**Aim of the exercise:** Using the listing below, report all lines holding the word "following".
____ Material to process
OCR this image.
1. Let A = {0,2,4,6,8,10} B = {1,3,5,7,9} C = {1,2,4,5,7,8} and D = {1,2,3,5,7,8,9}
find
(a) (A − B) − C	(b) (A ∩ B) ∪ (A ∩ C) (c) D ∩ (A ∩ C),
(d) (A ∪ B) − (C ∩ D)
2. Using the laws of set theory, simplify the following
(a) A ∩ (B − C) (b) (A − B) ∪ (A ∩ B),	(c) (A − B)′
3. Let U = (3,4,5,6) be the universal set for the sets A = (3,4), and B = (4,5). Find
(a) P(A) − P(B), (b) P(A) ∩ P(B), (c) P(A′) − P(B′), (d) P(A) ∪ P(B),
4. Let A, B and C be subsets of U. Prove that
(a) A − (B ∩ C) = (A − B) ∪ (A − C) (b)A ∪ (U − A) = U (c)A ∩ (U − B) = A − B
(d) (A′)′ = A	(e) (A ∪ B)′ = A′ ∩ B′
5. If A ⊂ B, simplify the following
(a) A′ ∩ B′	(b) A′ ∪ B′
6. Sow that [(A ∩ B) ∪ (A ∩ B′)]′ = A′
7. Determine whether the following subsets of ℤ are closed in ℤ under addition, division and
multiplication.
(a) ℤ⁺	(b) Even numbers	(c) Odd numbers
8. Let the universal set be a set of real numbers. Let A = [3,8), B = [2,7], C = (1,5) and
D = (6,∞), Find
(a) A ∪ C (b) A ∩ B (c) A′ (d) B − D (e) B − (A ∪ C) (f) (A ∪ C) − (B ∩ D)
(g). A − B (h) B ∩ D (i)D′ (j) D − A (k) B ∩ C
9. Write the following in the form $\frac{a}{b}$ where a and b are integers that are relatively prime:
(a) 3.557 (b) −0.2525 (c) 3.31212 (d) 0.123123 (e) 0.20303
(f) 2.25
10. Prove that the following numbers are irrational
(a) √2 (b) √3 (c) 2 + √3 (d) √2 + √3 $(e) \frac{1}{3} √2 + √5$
________
**Result:**
2. Using the laws of set theory, simplify the following
5. If A ⊂ B, simplify the following
7. Determine whether the following subsets of ℤ are closed in ℤ under addition, division and
9. Write the following in the form $\frac{a}{b}$ where a and b are integers that are relatively prime:
10. Prove that the following numbers are irrational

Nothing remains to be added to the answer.